_Exercise prompt_
In this exercise, reproduce all the entries that follow exactly.
*** Information supplied ***
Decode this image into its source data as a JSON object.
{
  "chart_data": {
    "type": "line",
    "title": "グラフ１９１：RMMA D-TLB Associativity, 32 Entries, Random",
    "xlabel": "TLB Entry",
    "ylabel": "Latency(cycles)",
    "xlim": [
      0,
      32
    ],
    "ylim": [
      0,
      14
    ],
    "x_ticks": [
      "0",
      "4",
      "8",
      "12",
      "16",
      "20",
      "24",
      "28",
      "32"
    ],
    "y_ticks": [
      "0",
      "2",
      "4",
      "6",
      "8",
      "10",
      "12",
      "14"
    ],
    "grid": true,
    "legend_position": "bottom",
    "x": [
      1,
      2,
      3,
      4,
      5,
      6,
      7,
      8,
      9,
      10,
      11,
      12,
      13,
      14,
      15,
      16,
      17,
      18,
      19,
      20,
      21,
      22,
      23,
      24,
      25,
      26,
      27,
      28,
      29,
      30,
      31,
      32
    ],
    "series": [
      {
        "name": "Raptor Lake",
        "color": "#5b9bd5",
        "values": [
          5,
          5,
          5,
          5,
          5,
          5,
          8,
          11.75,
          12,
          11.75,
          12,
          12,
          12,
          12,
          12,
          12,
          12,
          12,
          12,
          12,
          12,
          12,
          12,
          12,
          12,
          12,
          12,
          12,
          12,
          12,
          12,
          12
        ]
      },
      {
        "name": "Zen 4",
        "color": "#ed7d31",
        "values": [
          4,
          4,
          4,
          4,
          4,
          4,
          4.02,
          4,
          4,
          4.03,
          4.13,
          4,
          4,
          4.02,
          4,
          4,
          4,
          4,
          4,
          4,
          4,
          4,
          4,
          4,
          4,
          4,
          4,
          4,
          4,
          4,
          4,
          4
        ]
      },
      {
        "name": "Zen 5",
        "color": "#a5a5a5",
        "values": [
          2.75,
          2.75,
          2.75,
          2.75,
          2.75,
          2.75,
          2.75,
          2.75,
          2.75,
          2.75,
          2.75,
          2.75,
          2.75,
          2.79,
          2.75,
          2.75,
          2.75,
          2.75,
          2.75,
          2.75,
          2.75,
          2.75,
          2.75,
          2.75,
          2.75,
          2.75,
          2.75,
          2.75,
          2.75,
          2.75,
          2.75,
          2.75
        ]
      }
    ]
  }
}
***
_Complete output_
Decode this image into its source data as a JSON object.
{
  "chart_data": {
    "type": "line",
    "title": "グラフ１９１：RMMA D-TLB Associativity, 32 Entries, Random",
    "xlabel": "TLB Entry",
    "ylabel": "Latency(cycles)",
    "xlim": [
      0,
      32
    ],
    "ylim": [
      0,
      14
    ],
    "x_ticks": [
      "0",
      "4",
      "8",
      "12",
      "16",
      "20",
      "24",
      "28",
      "32"
    ],
    "y_ticks": [
      "0",
      "2",
      "4",
      "6",
      "8",
      "10",
      "12",
      "14"
    ],
    "grid": true,
    "legend_position": "bottom",
    "x": [
      1,
      2,
      3,
      4,
      5,
      6,
      7,
      8,
      9,
      10,
      11,
      12,
      13,
      14,
      15,
      16,
      17,
      18,
      19,
      20,
      21,
      22,
      23,
      24,
      25,
      26,
      27,
      28,
      29,
      30,
      31,
      32
    ],
    "series": [
      {
        "name": "Raptor Lake",
        "color": "#5b9bd5",
        "values": [
          5,
          5,
          5,
          5,
          5,
          5,
          8,
          11.75,
          12,
          11.75,
          12,
          12,
          12,
          12,
          12,
          12,
          12,
          12,
          12,
          12,
          12,
          12,
          12,
          12,
          12,
          12,
          12,
          12,
          12,
          12,
          12,
          12
        ]
      },
      {
        "name": "Zen 4",
        "color": "#ed7d31",
        "values": [
          4,
          4,
          4,
          4,
          4,
          4,
          4.02,
          4,
          4,
          4.03,
          4.13,
          4,
          4,
          4.02,
          4,
          4,
          4,
          4,
          4,
          4,
          4,
          4,
          4,
          4,
          4,
          4,
          4,
          4,
          4,
          4,
          4,
          4
        ]
      },
      {
        "name": "Zen 5",
        "color": "#a5a5a5",
        "values": [
          2.75,
          2.75,
          2.75,
          2.75,
          2.75,
          2.75,
          2.75,
          2.75,
          2.75,
          2.75,
          2.75,
          2.75,
          2.75,
          2.79,
          2.75,
          2.75,
          2.75,
          2.75,
          2.75,
          2.75,
          2.75,
          2.75,
          2.75,
          2.75,
          2.75,
          2.75,
          2.75,
          2.75,
          2.75,
          2.75,
          2.75,
          2.75
        ]
      }
    ]
  }
}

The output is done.